* WRITTEN INSTRUCTION:
Each record below should be output verbatim, without pictures.

### DATA SUPPLIED ###

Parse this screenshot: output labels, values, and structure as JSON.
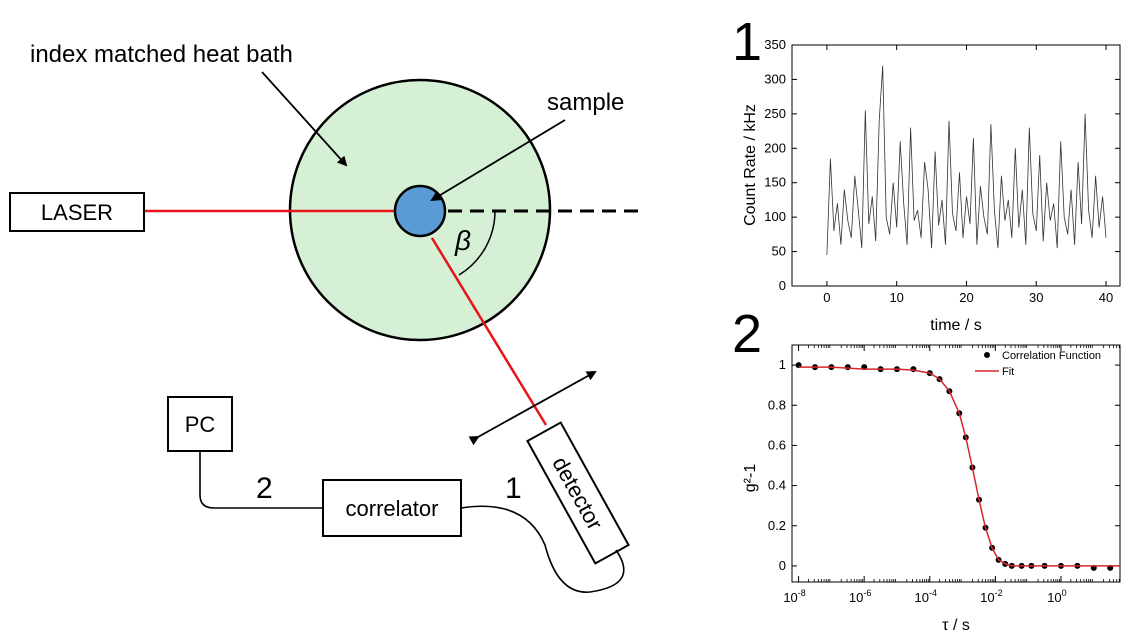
{
  "diagram": {
    "heat_bath_label": "index matched heat bath",
    "sample_label": "sample",
    "laser_label": "LASER",
    "angle_label": "β",
    "detector_label": "detector",
    "correlator_label": "correlator",
    "pc_label": "PC",
    "connection_1": "1",
    "connection_2": "2",
    "colors": {
      "bath": "#d5f0d5",
      "sample": "#5b9bd5",
      "beam": "#e8141b"
    }
  },
  "chart_data": [
    {
      "type": "line",
      "panel_label": "1",
      "xlabel": "time / s",
      "ylabel": "Count Rate / kHz",
      "xlim": [
        -5,
        42
      ],
      "ylim": [
        0,
        350
      ],
      "x_ticks": [
        0,
        10,
        20,
        30,
        40
      ],
      "y_ticks": [
        0,
        50,
        100,
        150,
        200,
        250,
        300,
        350
      ],
      "series": [
        {
          "color": "#333333",
          "x": [
            0,
            0.5,
            1.0,
            1.5,
            2.0,
            2.5,
            3.0,
            3.5,
            4.0,
            4.5,
            5.0,
            5.5,
            6.0,
            6.5,
            7.0,
            7.5,
            8.0,
            8.5,
            9.0,
            9.5,
            10.0,
            10.5,
            11.0,
            11.5,
            12.0,
            12.5,
            13.0,
            13.5,
            14.0,
            14.5,
            15.0,
            15.5,
            16.0,
            16.5,
            17.0,
            17.5,
            18.0,
            18.5,
            19.0,
            19.5,
            20.0,
            20.5,
            21.0,
            21.5,
            22.0,
            22.5,
            23.0,
            23.5,
            24.0,
            24.5,
            25.0,
            25.5,
            26.0,
            26.5,
            27.0,
            27.5,
            28.0,
            28.5,
            29.0,
            29.5,
            30.0,
            30.5,
            31.0,
            31.5,
            32.0,
            32.5,
            33.0,
            33.5,
            34.0,
            34.5,
            35.0,
            35.5,
            36.0,
            36.5,
            37.0,
            37.5,
            38.0,
            38.5,
            39.0,
            39.5,
            40.0
          ],
          "y": [
            45,
            185,
            80,
            120,
            60,
            140,
            95,
            70,
            160,
            110,
            55,
            255,
            90,
            130,
            65,
            240,
            320,
            100,
            75,
            150,
            85,
            210,
            120,
            60,
            230,
            95,
            110,
            70,
            180,
            140,
            55,
            195,
            88,
            125,
            60,
            240,
            105,
            80,
            165,
            70,
            130,
            90,
            215,
            60,
            145,
            100,
            75,
            235,
            110,
            55,
            160,
            95,
            125,
            70,
            200,
            85,
            140,
            60,
            230,
            105,
            80,
            190,
            65,
            150,
            95,
            120,
            55,
            210,
            100,
            75,
            140,
            60,
            180,
            90,
            250,
            110,
            70,
            160,
            85,
            130,
            70
          ]
        }
      ]
    },
    {
      "type": "scatter",
      "panel_label": "2",
      "xlabel": "τ / s",
      "ylabel": "g²-1",
      "x_scale": "log",
      "xlim_exp": [
        -8.2,
        1.8
      ],
      "ylim": [
        -0.08,
        1.1
      ],
      "x_tick_exponents": [
        -8,
        -6,
        -4,
        -2,
        0
      ],
      "y_ticks": [
        0,
        0.2,
        0.4,
        0.6,
        0.8,
        1
      ],
      "legend_position": "top-right",
      "series": [
        {
          "name": "Correlation Function",
          "color": "#000000"
        },
        {
          "name": "Fit",
          "color": "#d62728"
        }
      ],
      "points_log10_tau": [
        -8.0,
        -7.5,
        -7.0,
        -6.5,
        -6.0,
        -5.5,
        -5.0,
        -4.5,
        -4.0,
        -3.7,
        -3.4,
        -3.1,
        -2.9,
        -2.7,
        -2.5,
        -2.3,
        -2.1,
        -1.9,
        -1.7,
        -1.5,
        -1.2,
        -0.9,
        -0.5,
        0.0,
        0.5,
        1.0,
        1.5
      ],
      "points_g2": [
        1.0,
        0.99,
        0.99,
        0.99,
        0.99,
        0.98,
        0.98,
        0.98,
        0.96,
        0.93,
        0.87,
        0.76,
        0.64,
        0.49,
        0.33,
        0.19,
        0.09,
        0.03,
        0.01,
        0.0,
        0.0,
        0.0,
        0.0,
        0.0,
        0.0,
        -0.01,
        -0.01
      ],
      "fit_log10_tau": [
        -8.0,
        -7.0,
        -6.0,
        -5.0,
        -4.5,
        -4.0,
        -3.7,
        -3.4,
        -3.1,
        -2.9,
        -2.7,
        -2.5,
        -2.3,
        -2.1,
        -1.9,
        -1.7,
        -1.5,
        -1.0,
        0.0,
        1.0,
        1.8
      ],
      "fit_g2": [
        0.99,
        0.99,
        0.98,
        0.98,
        0.975,
        0.96,
        0.93,
        0.87,
        0.76,
        0.64,
        0.49,
        0.33,
        0.19,
        0.09,
        0.03,
        0.01,
        0.0,
        0.0,
        0.0,
        0.0,
        0.0
      ]
    }
  ]
}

###

* OUTPUT OF THE EXERCISE:
Parse this screenshot: output labels, values, and structure as JSON.
{
  "diagram": {
    "heat_bath_label": "index matched heat bath",
    "sample_label": "sample",
    "laser_label": "LASER",
    "angle_label": "β",
    "detector_label": "detector",
    "correlator_label": "correlator",
    "pc_label": "PC",
    "connection_1": "1",
    "connection_2": "2",
    "colors": {
      "bath": "#d5f0d5",
      "sample": "#5b9bd5",
      "beam": "#e8141b"
    }
  },
  "chart_data": [
    {
      "type": "line",
      "panel_label": "1",
      "xlabel": "time / s",
      "ylabel": "Count Rate / kHz",
      "xlim": [
        -5,
        42
      ],
      "ylim": [
        0,
        350
      ],
      "x_ticks": [
        0,
        10,
        20,
        30,
        40
      ],
      "y_ticks": [
        0,
        50,
        100,
        150,
        200,
        250,
        300,
        350
      ],
      "series": [
        {
          "color": "#333333",
          "x": [
            0,
            0.5,
            1.0,
            1.5,
            2.0,
            2.5,
            3.0,
            3.5,
            4.0,
            4.5,
            5.0,
            5.5,
            6.0,
            6.5,
            7.0,
            7.5,
            8.0,
            8.5,
            9.0,
            9.5,
            10.0,
            10.5,
            11.0,
            11.5,
            12.0,
            12.5,
            13.0,
            13.5,
            14.0,
            14.5,
            15.0,
            15.5,
            16.0,
            16.5,
            17.0,
            17.5,
            18.0,
            18.5,
            19.0,
            19.5,
            20.0,
            20.5,
            21.0,
            21.5,
            22.0,
            22.5,
            23.0,
            23.5,
            24.0,
            24.5,
            25.0,
            25.5,
            26.0,
            26.5,
            27.0,
            27.5,
            28.0,
            28.5,
            29.0,
            29.5,
            30.0,
            30.5,
            31.0,
            31.5,
            32.0,
            32.5,
            33.0,
            33.5,
            34.0,
            34.5,
            35.0,
            35.5,
            36.0,
            36.5,
            37.0,
            37.5,
            38.0,
            38.5,
            39.0,
            39.5,
            40.0
          ],
          "y": [
            45,
            185,
            80,
            120,
            60,
            140,
            95,
            70,
            160,
            110,
            55,
            255,
            90,
            130,
            65,
            240,
            320,
            100,
            75,
            150,
            85,
            210,
            120,
            60,
            230,
            95,
            110,
            70,
            180,
            140,
            55,
            195,
            88,
            125,
            60,
            240,
            105,
            80,
            165,
            70,
            130,
            90,
            215,
            60,
            145,
            100,
            75,
            235,
            110,
            55,
            160,
            95,
            125,
            70,
            200,
            85,
            140,
            60,
            230,
            105,
            80,
            190,
            65,
            150,
            95,
            120,
            55,
            210,
            100,
            75,
            140,
            60,
            180,
            90,
            250,
            110,
            70,
            160,
            85,
            130,
            70
          ]
        }
      ]
    },
    {
      "type": "scatter",
      "panel_label": "2",
      "xlabel": "τ / s",
      "ylabel": "g²-1",
      "x_scale": "log",
      "xlim_exp": [
        -8.2,
        1.8
      ],
      "ylim": [
        -0.08,
        1.1
      ],
      "x_tick_exponents": [
        -8,
        -6,
        -4,
        -2,
        0
      ],
      "y_ticks": [
        0,
        0.2,
        0.4,
        0.6,
        0.8,
        1
      ],
      "legend_position": "top-right",
      "series": [
        {
          "name": "Correlation Function",
          "color": "#000000"
        },
        {
          "name": "Fit",
          "color": "#d62728"
        }
      ],
      "points_log10_tau": [
        -8.0,
        -7.5,
        -7.0,
        -6.5,
        -6.0,
        -5.5,
        -5.0,
        -4.5,
        -4.0,
        -3.7,
        -3.4,
        -3.1,
        -2.9,
        -2.7,
        -2.5,
        -2.3,
        -2.1,
        -1.9,
        -1.7,
        -1.5,
        -1.2,
        -0.9,
        -0.5,
        0.0,
        0.5,
        1.0,
        1.5
      ],
      "points_g2": [
        1.0,
        0.99,
        0.99,
        0.99,
        0.99,
        0.98,
        0.98,
        0.98,
        0.96,
        0.93,
        0.87,
        0.76,
        0.64,
        0.49,
        0.33,
        0.19,
        0.09,
        0.03,
        0.01,
        0.0,
        0.0,
        0.0,
        0.0,
        0.0,
        0.0,
        -0.01,
        -0.01
      ],
      "fit_log10_tau": [
        -8.0,
        -7.0,
        -6.0,
        -5.0,
        -4.5,
        -4.0,
        -3.7,
        -3.4,
        -3.1,
        -2.9,
        -2.7,
        -2.5,
        -2.3,
        -2.1,
        -1.9,
        -1.7,
        -1.5,
        -1.0,
        0.0,
        1.0,
        1.8
      ],
      "fit_g2": [
        0.99,
        0.99,
        0.98,
        0.98,
        0.975,
        0.96,
        0.93,
        0.87,
        0.76,
        0.64,
        0.49,
        0.33,
        0.19,
        0.09,
        0.03,
        0.01,
        0.0,
        0.0,
        0.0,
        0.0,
        0.0
      ]
    }
  ]
}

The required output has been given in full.